- _Aim of the task_
Work out how many lines in the entries below include the word "Markdown". Give nothing but the number.

* begin *

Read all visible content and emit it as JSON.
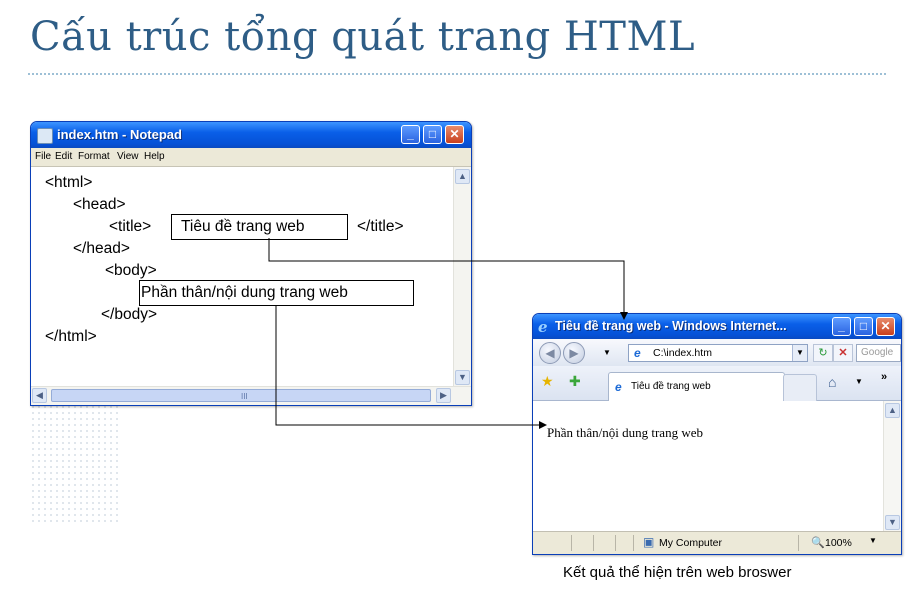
{
  "slide": {
    "title": "Cấu trúc tổng quát trang HTML",
    "caption": "Kết quả thể hiện trên web broswer"
  },
  "notepad": {
    "title": "index.htm - Notepad",
    "menu": [
      "File",
      "Edit",
      "Format",
      "View",
      "Help"
    ],
    "code": {
      "html_open": "<html>",
      "head_open": "<head>",
      "title_open": "<title>",
      "title_text": "Tiêu đề trang web",
      "title_close": "</title>",
      "head_close": "</head>",
      "body_open": "<body>",
      "body_text": "Phần thân/nội dung trang web",
      "body_close": "</body>",
      "html_close": "</html>"
    },
    "hscroll_grip": "III"
  },
  "browser": {
    "title": "Tiêu đề trang web - Windows Internet...",
    "address": "C:\\index.htm",
    "search_placeholder": "Google",
    "tab_label": "Tiêu đề trang web",
    "content_text": "Phần thân/nội dung trang web",
    "status_zone": "My Computer",
    "zoom": "100%"
  },
  "colors": {
    "title_text": "#2e5d86",
    "xp_titlebar": "#0a5fe8",
    "xp_close": "#c8401e",
    "xp_chrome": "#ece9d8"
  }
}
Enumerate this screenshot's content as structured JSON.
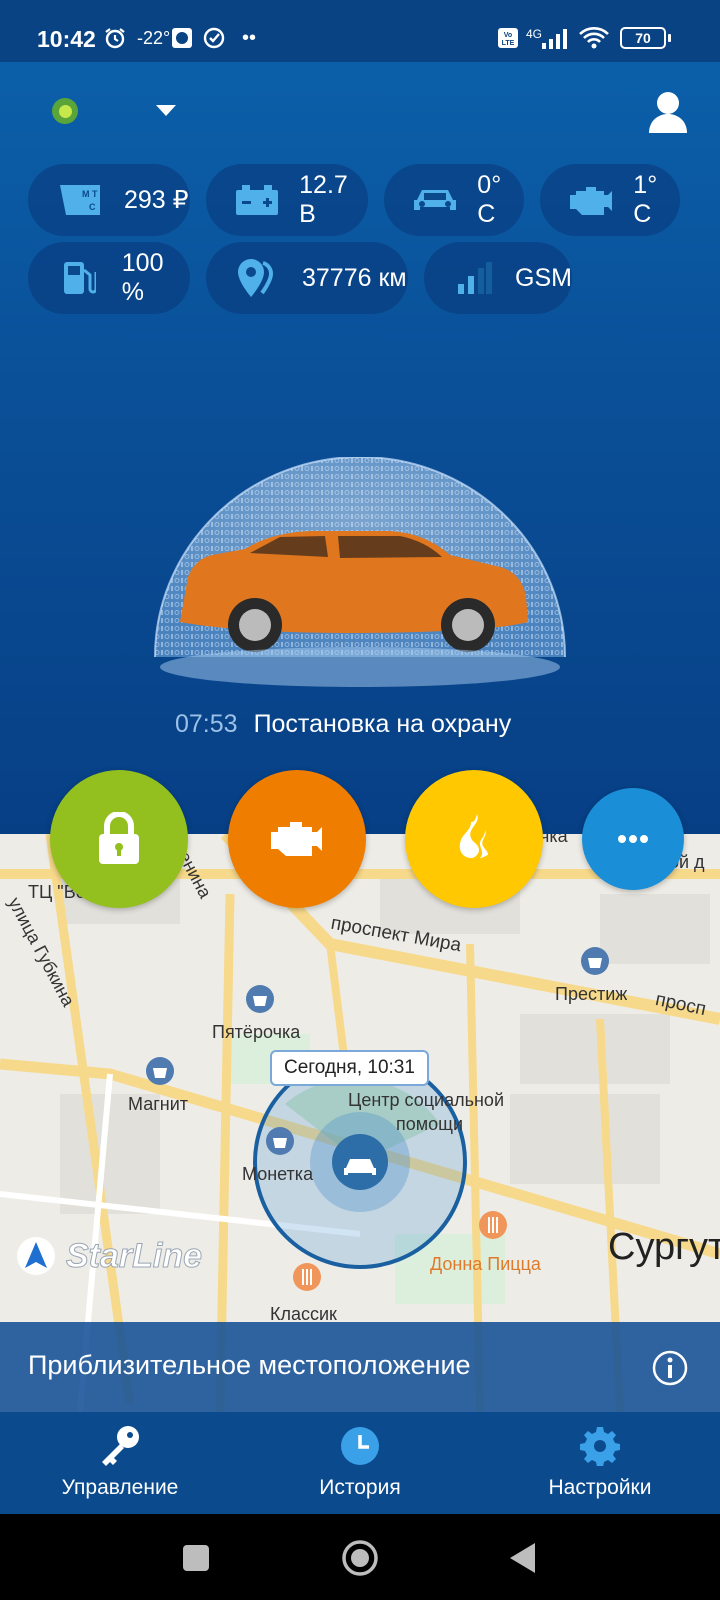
{
  "status_bar": {
    "time": "10:42",
    "temperature": "-22°",
    "network": "4G",
    "battery": "70"
  },
  "chips": [
    {
      "icon": "mts-operator-icon",
      "value": "293 ₽"
    },
    {
      "icon": "battery-icon",
      "value": "12.7 В"
    },
    {
      "icon": "car-icon",
      "value": "0° C"
    },
    {
      "icon": "engine-icon",
      "value": "1° C"
    },
    {
      "icon": "fuel-pump-icon",
      "value": "100 %"
    },
    {
      "icon": "location-pin-icon",
      "value": "37776 км"
    },
    {
      "icon": "signal-icon",
      "value": "GSM"
    }
  ],
  "event": {
    "time": "07:53",
    "text": "Постановка на охрану"
  },
  "action_buttons": [
    {
      "name": "lock-button",
      "color": "#93c01f"
    },
    {
      "name": "engine-start-button",
      "color": "#ef7d00"
    },
    {
      "name": "heater-button",
      "color": "#ffc800"
    },
    {
      "name": "more-button",
      "color": "#1a8fd8"
    }
  ],
  "map": {
    "labels": {
      "voskhod": "ТЦ \"Восход",
      "gubkina": "улица Губкина",
      "lenina": "енина",
      "mira": "проспект Мира",
      "prestizh": "Престиж",
      "prosp": "просп",
      "pyaterochka": "Пятёрочка",
      "magnit": "Магнит",
      "center": "Центр социальной",
      "center2": "помощи",
      "monetka": "Монетка",
      "donna": "Донна Пицца",
      "klassik": "Классик",
      "surgut": "Сургут",
      "ochka": "чка",
      "snoy": "сной д"
    },
    "callout": "Сегодня, 10:31",
    "logo": "StarLine"
  },
  "approx": {
    "text": "Приблизительное местоположение"
  },
  "nav": [
    {
      "label": "Управление"
    },
    {
      "label": "История"
    },
    {
      "label": "Настройки"
    }
  ]
}
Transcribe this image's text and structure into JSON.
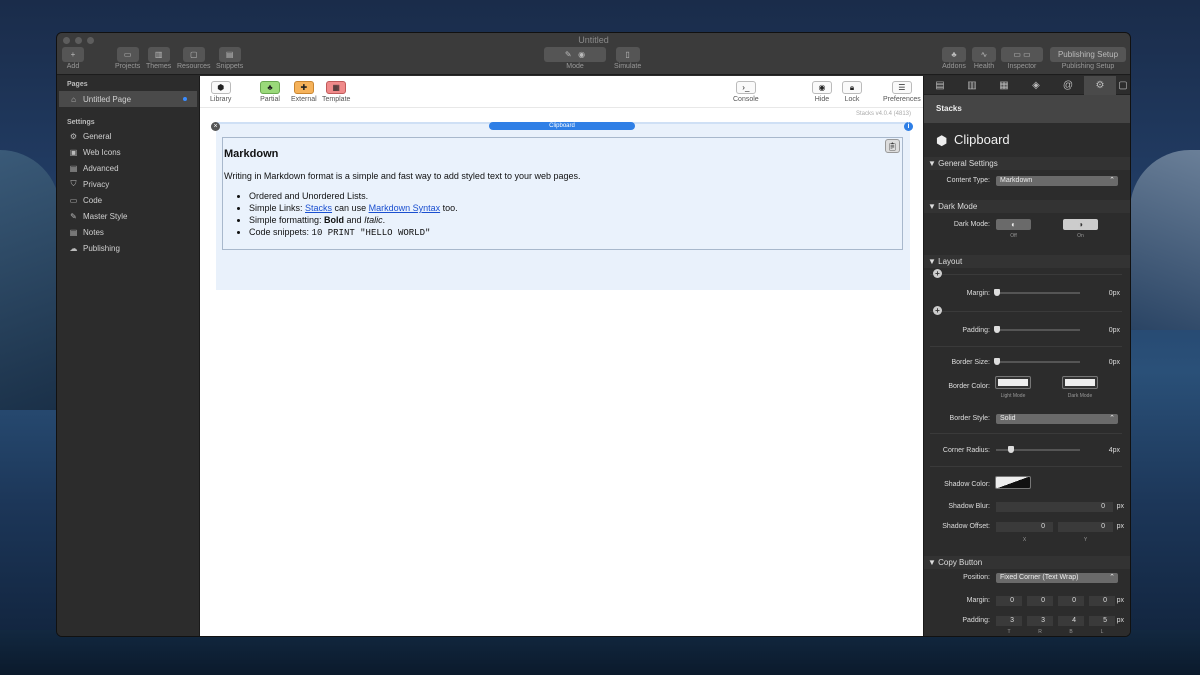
{
  "window": {
    "title": "Untitled"
  },
  "toolbar": {
    "add": "Add",
    "projects": "Projects",
    "themes": "Themes",
    "resources": "Resources",
    "snippets": "Snippets",
    "mode": "Mode",
    "simulate": "Simulate",
    "addons": "Addons",
    "health": "Health",
    "inspector": "Inspector",
    "publishing_setup_button": "Publishing Setup",
    "publishing_setup_label": "Publishing Setup"
  },
  "sidebar": {
    "pages_header": "Pages",
    "page": "Untitled Page",
    "settings_header": "Settings",
    "items": [
      "General",
      "Web Icons",
      "Advanced",
      "Privacy",
      "Code",
      "Master Style",
      "Notes",
      "Publishing"
    ]
  },
  "content_toolbar": {
    "library": "Library",
    "partial": "Partial",
    "external": "External",
    "template": "Template",
    "console": "Console",
    "hide": "Hide",
    "lock": "Lock",
    "preferences": "Preferences"
  },
  "stacks_version": "Stacks v4.0.4 (4813)",
  "stack": {
    "pill": "Clipboard",
    "heading": "Markdown",
    "intro": "Writing in Markdown format is a simple and fast way to add styled text to your web pages.",
    "li1": "Ordered and Unordered Lists.",
    "li2_pre": "Simple Links: ",
    "li2_link1": "Stacks",
    "li2_mid": " can use ",
    "li2_link2": "Markdown Syntax",
    "li2_post": " too.",
    "li3_pre": "Simple formatting: ",
    "li3_bold": "Bold",
    "li3_mid": " and ",
    "li3_italic": "Italic",
    "li3_post": ".",
    "li4_pre": "Code snippets: ",
    "li4_code": "10 PRINT \"HELLO WORLD\""
  },
  "inspector": {
    "header": "Stacks",
    "title": "Clipboard",
    "general_settings": "General Settings",
    "content_type_label": "Content Type:",
    "content_type": "Markdown",
    "dark_mode_section": "Dark Mode",
    "dark_mode_label": "Dark Mode:",
    "off": "Off",
    "on": "On",
    "layout_section": "Layout",
    "margin_label": "Margin:",
    "margin_val": "0px",
    "padding_label": "Padding:",
    "padding_val": "0px",
    "border_size_label": "Border Size:",
    "border_size_val": "0px",
    "border_color_label": "Border Color:",
    "light_mode": "Light Mode",
    "dark_mode": "Dark Mode",
    "border_style_label": "Border Style:",
    "border_style": "Solid",
    "corner_radius_label": "Corner Radius:",
    "corner_radius_val": "4px",
    "shadow_color_label": "Shadow Color:",
    "shadow_blur_label": "Shadow Blur:",
    "shadow_blur": "0",
    "px": "px",
    "shadow_offset_label": "Shadow Offset:",
    "shadow_x": "0",
    "shadow_y": "0",
    "x": "X",
    "y": "Y",
    "copy_button_section": "Copy Button",
    "position_label": "Position:",
    "position": "Fixed Corner (Text Wrap)",
    "cb_margin_label": "Margin:",
    "cb_margin": [
      "0",
      "0",
      "0",
      "0"
    ],
    "cb_padding_label": "Padding:",
    "cb_padding": [
      "3",
      "3",
      "4",
      "5"
    ],
    "tbrl": [
      "T",
      "R",
      "B",
      "L"
    ]
  },
  "colors": {
    "accent": "#3a8cff",
    "pill": "#2f7fe6",
    "stack_bg": "#e9f1fb"
  }
}
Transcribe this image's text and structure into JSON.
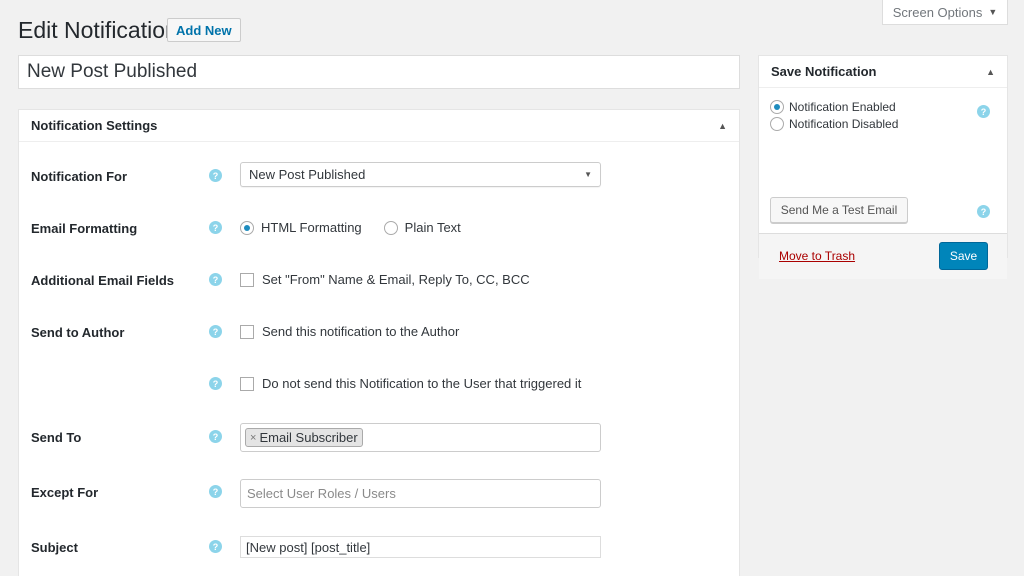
{
  "header": {
    "title": "Edit Notification",
    "add_new_label": "Add New",
    "screen_options_label": "Screen Options"
  },
  "post_title": "New Post Published",
  "settings_panel": {
    "title": "Notification Settings",
    "rows": {
      "notification_for": {
        "label": "Notification For",
        "value": "New Post Published"
      },
      "email_formatting": {
        "label": "Email Formatting",
        "option_html": "HTML Formatting",
        "option_plain": "Plain Text",
        "selected": "HTML Formatting"
      },
      "additional_fields": {
        "label": "Additional Email Fields",
        "checkbox_label": "Set \"From\" Name & Email, Reply To, CC, BCC"
      },
      "send_to_author": {
        "label": "Send to Author",
        "checkbox_label": "Send this notification to the Author"
      },
      "do_not_send": {
        "checkbox_label": "Do not send this Notification to the User that triggered it"
      },
      "send_to": {
        "label": "Send To",
        "token": "Email Subscriber",
        "token_remove": "×"
      },
      "except_for": {
        "label": "Except For",
        "placeholder": "Select User Roles / Users"
      },
      "subject": {
        "label": "Subject",
        "value": "[New post]  [post_title]"
      }
    }
  },
  "save_panel": {
    "title": "Save Notification",
    "option_enabled": "Notification Enabled",
    "option_disabled": "Notification Disabled",
    "selected": "Notification Enabled",
    "test_email_label": "Send Me a Test Email",
    "trash_label": "Move to Trash",
    "save_label": "Save"
  },
  "icons": {
    "help": "help-question-icon",
    "collapse": "collapse-arrow-icon",
    "dropdown": "dropdown-caret-icon"
  },
  "colors": {
    "accent": "#0085ba",
    "link": "#0073aa",
    "trash": "#aa0000",
    "help": "#8cd4ea"
  }
}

* end *

- _The result_
4